* PROBLEM TO SOLVE:
Select lines where the word "methods" appears.
==== MATERIAL SHOWN ====
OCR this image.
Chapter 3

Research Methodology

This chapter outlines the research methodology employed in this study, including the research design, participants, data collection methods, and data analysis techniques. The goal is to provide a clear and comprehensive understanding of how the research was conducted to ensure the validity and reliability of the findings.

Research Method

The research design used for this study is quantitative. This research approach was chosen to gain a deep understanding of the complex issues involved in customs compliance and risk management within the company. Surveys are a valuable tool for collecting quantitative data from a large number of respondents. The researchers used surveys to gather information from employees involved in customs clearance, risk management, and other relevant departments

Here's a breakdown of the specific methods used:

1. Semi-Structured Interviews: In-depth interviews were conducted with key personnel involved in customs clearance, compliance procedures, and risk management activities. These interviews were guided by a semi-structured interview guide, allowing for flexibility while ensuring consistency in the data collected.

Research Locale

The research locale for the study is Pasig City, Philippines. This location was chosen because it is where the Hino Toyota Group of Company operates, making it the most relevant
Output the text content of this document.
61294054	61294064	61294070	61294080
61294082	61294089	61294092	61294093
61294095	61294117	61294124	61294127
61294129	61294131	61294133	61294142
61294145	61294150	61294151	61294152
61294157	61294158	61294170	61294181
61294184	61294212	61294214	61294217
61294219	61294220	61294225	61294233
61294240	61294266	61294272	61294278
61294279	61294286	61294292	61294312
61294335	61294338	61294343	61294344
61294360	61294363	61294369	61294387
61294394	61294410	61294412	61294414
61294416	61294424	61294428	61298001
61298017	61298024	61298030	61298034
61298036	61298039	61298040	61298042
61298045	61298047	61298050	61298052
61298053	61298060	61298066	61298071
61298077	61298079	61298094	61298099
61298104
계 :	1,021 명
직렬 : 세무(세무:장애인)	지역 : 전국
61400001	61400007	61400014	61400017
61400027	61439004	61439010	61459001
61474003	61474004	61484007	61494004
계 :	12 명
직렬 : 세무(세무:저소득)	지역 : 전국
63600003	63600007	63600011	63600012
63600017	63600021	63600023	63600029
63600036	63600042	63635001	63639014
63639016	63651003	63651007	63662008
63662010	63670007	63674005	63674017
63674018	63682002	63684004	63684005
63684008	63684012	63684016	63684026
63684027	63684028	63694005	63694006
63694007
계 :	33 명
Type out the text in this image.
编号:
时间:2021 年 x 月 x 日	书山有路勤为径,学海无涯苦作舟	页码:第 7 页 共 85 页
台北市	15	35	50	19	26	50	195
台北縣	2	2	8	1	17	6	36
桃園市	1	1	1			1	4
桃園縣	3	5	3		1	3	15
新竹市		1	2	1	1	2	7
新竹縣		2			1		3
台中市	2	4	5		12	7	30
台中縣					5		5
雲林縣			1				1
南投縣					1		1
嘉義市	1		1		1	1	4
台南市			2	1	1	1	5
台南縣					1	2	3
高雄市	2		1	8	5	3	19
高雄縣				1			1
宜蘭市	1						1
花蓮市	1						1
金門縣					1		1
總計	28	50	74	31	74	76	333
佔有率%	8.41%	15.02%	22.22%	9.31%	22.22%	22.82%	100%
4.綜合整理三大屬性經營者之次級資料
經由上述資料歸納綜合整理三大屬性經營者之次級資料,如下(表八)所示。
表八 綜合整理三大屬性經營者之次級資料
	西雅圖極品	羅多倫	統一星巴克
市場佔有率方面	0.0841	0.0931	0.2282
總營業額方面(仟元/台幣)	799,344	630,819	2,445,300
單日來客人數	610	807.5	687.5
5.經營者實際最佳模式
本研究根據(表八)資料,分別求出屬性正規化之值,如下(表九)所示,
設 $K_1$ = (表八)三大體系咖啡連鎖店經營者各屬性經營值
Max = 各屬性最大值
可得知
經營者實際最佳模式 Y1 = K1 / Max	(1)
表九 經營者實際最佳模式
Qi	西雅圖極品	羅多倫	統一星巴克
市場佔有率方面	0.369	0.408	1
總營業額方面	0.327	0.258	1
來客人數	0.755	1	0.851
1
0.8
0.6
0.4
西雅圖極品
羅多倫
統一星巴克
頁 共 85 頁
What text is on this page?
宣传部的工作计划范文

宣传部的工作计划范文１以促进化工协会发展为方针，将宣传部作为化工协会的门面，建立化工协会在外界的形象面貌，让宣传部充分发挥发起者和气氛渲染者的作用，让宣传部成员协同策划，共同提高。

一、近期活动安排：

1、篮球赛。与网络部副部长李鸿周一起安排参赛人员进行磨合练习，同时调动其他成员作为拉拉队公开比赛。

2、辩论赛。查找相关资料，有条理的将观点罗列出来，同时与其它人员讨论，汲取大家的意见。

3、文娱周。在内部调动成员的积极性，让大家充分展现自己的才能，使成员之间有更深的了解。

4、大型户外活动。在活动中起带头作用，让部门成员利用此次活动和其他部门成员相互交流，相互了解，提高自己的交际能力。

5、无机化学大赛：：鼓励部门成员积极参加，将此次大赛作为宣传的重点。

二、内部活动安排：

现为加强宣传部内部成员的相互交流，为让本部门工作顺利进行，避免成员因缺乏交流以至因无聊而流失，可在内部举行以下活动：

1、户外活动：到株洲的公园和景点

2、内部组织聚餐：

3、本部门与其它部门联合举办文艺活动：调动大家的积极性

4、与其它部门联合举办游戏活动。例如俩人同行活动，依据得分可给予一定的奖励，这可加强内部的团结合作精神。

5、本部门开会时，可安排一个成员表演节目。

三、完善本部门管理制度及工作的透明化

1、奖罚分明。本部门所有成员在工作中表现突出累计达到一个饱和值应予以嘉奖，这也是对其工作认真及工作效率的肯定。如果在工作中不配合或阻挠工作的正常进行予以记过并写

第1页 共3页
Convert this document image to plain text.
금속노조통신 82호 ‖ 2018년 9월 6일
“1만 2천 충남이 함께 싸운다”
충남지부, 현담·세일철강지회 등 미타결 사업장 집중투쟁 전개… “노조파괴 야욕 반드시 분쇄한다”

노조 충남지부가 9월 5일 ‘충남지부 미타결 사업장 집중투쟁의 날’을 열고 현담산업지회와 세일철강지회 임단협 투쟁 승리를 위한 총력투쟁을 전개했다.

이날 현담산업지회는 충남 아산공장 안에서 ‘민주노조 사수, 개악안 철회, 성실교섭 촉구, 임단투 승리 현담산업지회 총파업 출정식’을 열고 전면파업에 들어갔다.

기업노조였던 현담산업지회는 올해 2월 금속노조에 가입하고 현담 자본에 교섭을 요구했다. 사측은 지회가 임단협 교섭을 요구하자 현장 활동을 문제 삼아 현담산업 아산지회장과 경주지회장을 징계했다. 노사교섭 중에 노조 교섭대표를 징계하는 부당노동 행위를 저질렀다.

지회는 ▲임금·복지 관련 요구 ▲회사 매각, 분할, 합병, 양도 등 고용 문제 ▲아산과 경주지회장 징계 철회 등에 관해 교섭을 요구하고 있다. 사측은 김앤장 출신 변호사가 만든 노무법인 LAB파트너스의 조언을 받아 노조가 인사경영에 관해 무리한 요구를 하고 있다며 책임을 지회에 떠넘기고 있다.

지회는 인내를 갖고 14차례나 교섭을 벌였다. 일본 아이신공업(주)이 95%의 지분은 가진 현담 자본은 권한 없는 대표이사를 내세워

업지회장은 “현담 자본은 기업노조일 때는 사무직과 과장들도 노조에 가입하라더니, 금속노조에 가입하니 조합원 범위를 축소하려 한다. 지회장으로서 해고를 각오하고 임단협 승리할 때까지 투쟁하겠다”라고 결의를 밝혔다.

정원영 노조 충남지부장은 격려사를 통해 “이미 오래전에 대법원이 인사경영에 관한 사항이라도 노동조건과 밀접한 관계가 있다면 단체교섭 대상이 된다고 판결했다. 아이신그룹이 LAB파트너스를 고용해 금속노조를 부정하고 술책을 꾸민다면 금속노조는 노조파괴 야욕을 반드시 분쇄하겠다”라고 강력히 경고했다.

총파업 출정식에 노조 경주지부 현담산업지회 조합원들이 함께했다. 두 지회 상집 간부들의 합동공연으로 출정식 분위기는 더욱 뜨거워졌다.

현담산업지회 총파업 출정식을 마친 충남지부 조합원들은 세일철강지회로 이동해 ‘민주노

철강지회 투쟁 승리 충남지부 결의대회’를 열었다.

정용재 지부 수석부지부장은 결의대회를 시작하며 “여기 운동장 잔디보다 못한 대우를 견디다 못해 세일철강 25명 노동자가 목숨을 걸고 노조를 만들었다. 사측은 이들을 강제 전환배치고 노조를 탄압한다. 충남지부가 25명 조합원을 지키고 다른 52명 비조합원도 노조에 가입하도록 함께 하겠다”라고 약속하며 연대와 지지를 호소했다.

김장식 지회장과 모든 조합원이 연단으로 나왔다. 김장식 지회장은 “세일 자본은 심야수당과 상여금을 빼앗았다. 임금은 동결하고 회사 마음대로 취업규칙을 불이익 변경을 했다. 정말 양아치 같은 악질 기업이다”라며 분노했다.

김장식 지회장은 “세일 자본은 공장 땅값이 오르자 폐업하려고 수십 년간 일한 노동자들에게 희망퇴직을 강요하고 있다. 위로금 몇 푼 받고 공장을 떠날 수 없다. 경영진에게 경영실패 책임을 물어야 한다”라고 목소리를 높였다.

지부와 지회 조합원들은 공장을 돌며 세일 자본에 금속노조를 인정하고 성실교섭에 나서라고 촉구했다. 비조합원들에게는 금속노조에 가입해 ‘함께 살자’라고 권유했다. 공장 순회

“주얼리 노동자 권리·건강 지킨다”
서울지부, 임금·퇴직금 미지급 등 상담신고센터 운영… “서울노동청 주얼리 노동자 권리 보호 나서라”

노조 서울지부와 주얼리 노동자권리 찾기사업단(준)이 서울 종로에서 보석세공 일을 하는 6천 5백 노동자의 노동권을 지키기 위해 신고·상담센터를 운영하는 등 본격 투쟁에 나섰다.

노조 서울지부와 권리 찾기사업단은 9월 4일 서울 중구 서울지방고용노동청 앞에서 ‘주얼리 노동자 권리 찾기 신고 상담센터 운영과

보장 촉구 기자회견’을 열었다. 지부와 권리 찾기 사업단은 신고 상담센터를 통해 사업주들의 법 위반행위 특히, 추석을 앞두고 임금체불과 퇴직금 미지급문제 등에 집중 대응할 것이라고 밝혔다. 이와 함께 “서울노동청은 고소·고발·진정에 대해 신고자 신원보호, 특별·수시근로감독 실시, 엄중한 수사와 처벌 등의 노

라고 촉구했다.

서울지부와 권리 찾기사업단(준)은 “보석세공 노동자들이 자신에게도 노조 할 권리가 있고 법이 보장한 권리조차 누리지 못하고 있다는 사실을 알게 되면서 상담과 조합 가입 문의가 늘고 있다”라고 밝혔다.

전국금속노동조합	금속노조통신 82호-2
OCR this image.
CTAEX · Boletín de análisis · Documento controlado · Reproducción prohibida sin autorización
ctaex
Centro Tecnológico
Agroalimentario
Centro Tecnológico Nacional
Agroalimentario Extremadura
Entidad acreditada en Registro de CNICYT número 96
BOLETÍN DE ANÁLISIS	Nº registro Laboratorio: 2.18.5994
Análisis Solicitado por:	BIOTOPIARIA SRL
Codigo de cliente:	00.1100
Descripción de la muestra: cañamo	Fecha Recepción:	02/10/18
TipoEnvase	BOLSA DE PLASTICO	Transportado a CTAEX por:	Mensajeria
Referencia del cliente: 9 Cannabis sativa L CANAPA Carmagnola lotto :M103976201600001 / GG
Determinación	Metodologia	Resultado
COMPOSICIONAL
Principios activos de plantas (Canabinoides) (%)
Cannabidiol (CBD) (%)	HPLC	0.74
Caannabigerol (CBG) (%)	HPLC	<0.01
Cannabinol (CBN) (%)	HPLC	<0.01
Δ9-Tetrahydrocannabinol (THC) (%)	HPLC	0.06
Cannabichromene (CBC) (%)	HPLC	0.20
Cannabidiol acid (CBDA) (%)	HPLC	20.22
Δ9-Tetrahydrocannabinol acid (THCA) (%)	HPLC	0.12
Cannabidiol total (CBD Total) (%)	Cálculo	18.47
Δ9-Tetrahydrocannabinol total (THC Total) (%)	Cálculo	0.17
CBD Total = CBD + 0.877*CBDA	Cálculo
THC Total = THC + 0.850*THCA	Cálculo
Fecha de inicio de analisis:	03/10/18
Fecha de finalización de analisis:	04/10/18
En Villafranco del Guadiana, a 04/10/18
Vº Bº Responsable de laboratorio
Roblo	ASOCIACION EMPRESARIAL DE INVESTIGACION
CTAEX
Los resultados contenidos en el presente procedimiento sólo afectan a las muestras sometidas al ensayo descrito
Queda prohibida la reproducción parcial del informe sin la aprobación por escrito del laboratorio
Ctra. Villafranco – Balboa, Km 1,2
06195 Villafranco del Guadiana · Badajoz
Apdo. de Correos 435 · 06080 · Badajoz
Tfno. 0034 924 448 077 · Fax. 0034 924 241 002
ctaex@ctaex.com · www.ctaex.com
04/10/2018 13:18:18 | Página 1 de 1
====
* REPLY TO THE TASK:
This chapter outlines the research methodology employed in this study, including the research design, participants, data collection methods, and data analysis techniques. The goal is to provide a clear and comprehensive understanding of how the research was conducted to ensure the validity and reliability of the findings.
Here's a breakdown of the specific methods used:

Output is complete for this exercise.